» **Goal of the exercise**
Only a number is wanted: how many lines in the listing contain the word "Bilgisi"?

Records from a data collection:
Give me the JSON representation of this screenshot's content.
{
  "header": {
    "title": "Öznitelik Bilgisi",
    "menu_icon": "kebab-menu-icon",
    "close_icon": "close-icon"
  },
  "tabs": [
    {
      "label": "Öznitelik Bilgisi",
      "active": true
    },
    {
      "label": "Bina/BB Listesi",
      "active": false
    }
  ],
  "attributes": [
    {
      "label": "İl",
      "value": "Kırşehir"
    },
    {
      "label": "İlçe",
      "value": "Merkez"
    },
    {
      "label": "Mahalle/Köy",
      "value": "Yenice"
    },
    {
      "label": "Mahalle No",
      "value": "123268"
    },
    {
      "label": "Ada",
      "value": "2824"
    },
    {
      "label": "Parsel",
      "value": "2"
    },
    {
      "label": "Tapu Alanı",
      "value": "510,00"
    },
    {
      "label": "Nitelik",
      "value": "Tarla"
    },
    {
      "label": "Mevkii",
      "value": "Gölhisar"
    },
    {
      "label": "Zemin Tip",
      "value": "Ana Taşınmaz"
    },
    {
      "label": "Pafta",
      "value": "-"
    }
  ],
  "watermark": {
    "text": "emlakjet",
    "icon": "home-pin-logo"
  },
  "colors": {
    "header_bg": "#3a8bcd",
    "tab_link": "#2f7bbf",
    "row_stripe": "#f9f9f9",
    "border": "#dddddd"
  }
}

» **Exercise result**
2